## [Supplied material]
## start

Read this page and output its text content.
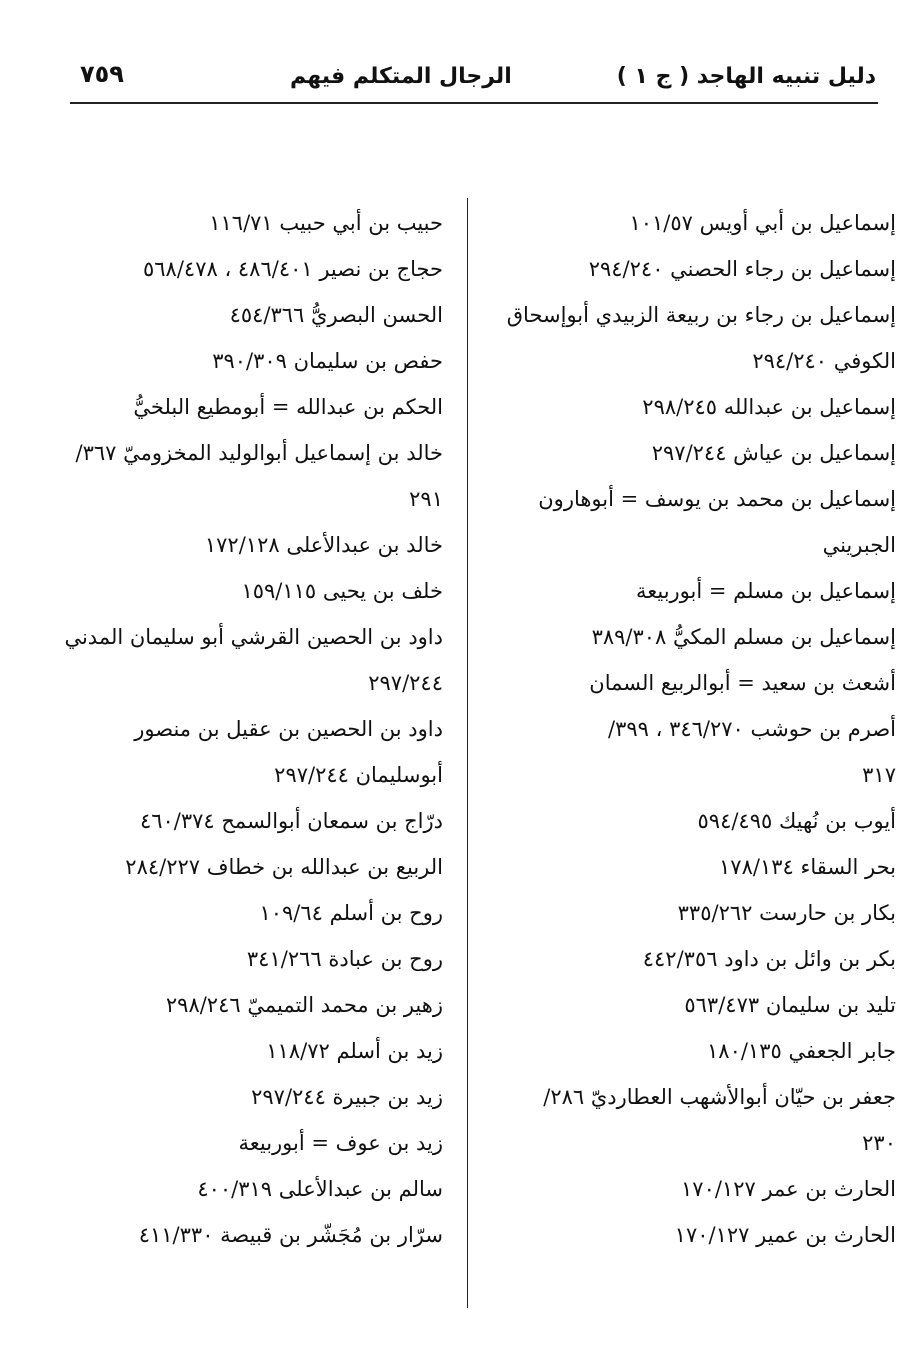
دليل تنبيه الهاجد ( ج ١ )
الرجال المتكلم فيهم
٧٥٩
إسماعيل بن أبي أويس ١٠١/٥٧
إسماعيل بن رجاء الحصني ٢٩٤/٢٤٠
إسماعيل بن رجاء بن ربيعة الزبيدي أبوإسحاق
الكوفي ٢٩٤/٢٤٠
إسماعيل بن عبدالله ٢٩٨/٢٤٥
إسماعيل بن عياش ٢٩٧/٢٤٤
إسماعيل بن محمد بن يوسف = أبوهارون
الجبريني
إسماعيل بن مسلم = أبوربيعة
إسماعيل بن مسلم المكيُّ ٣٨٩/٣٠٨
أشعث بن سعيد = أبوالربيع السمان
أصرم بن حوشب ٣٤٦/٢٧٠ ، ٣٩٩/
٣١٧
أيوب بن نُهيك ٥٩٤/٤٩٥
بحر السقاء ١٧٨/١٣٤
بكار بن حارست ٣٣٥/٢٦٢
بكر بن وائل بن داود ٤٤٢/٣٥٦
تليد بن سليمان ٥٦٣/٤٧٣
جابر الجعفي ١٨٠/١٣٥
جعفر بن حيّان أبوالأشهب العطارديّ ٢٨٦/
٢٣٠
الحارث بن عمر ١٧٠/١٢٧
الحارث بن عمير ١٧٠/١٢٧
حبيب بن أبي حبيب ١١٦/٧١
حجاج بن نصير ٤٨٦/٤٠١ ، ٥٦٨/٤٧٨
الحسن البصريُّ ٤٥٤/٣٦٦
حفص بن سليمان ٣٩٠/٣٠٩
الحكم بن عبدالله = أبومطيع البلخيُّ
خالد بن إسماعيل أبوالوليد المخزوميّ ٣٦٧/
٢٩١
خالد بن عبدالأعلى ١٧٢/١٢٨
خلف بن يحيى ١٥٩/١١٥
داود بن الحصين القرشي أبو سليمان المدني
٢٩٧/٢٤٤
داود بن الحصين بن عقيل بن منصور
أبوسليمان ٢٩٧/٢٤٤
درّاج بن سمعان أبوالسمح ٤٦٠/٣٧٤
الربيع بن عبدالله بن خطاف ٢٨٤/٢٢٧
روح بن أسلم ١٠٩/٦٤
روح بن عبادة ٣٤١/٢٦٦
زهير بن محمد التميميّ ٢٩٨/٢٤٦
زيد بن أسلم ١١٨/٧٢
زيد بن جبيرة ٢٩٧/٢٤٤
زيد بن عوف = أبوربيعة
سالم بن عبدالأعلى ٤٠٠/٣١٩
سرّار بن مُجَشّر بن قبيصة ٤١١/٣٣٠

## end

## [Directions for this task]
Gather each line in the entries above where the string "عبدالأعلى" is found.

## [Answer in full]
خالد بن عبدالأعلى ١٧٢/١٢٨
سالم بن عبدالأعلى ٤٠٠/٣١٩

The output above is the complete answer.